→ Directive
Read the records and write them out again exactly.

Figure dataset records
-----

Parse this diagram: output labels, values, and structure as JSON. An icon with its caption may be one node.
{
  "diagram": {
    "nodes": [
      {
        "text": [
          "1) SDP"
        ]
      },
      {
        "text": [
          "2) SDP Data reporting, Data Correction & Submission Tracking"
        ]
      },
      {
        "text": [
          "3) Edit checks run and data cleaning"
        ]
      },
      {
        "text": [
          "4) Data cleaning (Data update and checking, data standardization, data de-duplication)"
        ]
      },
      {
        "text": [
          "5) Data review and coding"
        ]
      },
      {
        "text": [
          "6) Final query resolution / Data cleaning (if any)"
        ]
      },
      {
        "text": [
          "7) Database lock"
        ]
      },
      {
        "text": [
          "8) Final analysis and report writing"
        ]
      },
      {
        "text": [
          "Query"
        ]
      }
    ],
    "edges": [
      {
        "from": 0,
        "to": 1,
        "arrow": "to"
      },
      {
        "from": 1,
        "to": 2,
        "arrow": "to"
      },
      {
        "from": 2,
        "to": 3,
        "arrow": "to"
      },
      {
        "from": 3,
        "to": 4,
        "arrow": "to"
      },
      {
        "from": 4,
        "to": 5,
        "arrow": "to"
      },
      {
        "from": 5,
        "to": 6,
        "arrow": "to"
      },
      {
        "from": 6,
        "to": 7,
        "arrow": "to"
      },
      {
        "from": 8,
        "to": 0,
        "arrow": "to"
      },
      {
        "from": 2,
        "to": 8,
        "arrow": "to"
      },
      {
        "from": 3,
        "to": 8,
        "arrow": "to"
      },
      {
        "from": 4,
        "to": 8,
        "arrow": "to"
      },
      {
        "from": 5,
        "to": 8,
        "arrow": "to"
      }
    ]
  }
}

-----

→ In response
Parse this diagram: output labels, values, and structure as JSON. An icon with its caption may be one node.
{
  "diagram": {
    "nodes": [
      {
        "text": [
          "1) SDP"
        ]
      },
      {
        "text": [
          "2) SDP Data reporting, Data Correction & Submission Tracking"
        ]
      },
      {
        "text": [
          "3) Edit checks run and data cleaning"
        ]
      },
      {
        "text": [
          "4) Data cleaning (Data update and checking, data standardization, data de-duplication)"
        ]
      },
      {
        "text": [
          "5) Data review and coding"
        ]
      },
      {
        "text": [
          "6) Final query resolution / Data cleaning (if any)"
        ]
      },
      {
        "text": [
          "7) Database lock"
        ]
      },
      {
        "text": [
          "8) Final analysis and report writing"
        ]
      },
      {
        "text": [
          "Query"
        ]
      }
    ],
    "edges": [
      {
        "from": 0,
        "to": 1,
        "arrow": "to"
      },
      {
        "from": 1,
        "to": 2,
        "arrow": "to"
      },
      {
        "from": 2,
        "to": 3,
        "arrow": "to"
      },
      {
        "from": 3,
        "to": 4,
        "arrow": "to"
      },
      {
        "from": 4,
        "to": 5,
        "arrow": "to"
      },
      {
        "from": 5,
        "to": 6,
        "arrow": "to"
      },
      {
        "from": 6,
        "to": 7,
        "arrow": "to"
      },
      {
        "from": 8,
        "to": 0,
        "arrow": "to"
      },
      {
        "from": 2,
        "to": 8,
        "arrow": "to"
      },
      {
        "from": 3,
        "to": 8,
        "arrow": "to"
      },
      {
        "from": 4,
        "to": 8,
        "arrow": "to"
      },
      {
        "from": 5,
        "to": 8,
        "arrow": "to"
      }
    ]
  }
}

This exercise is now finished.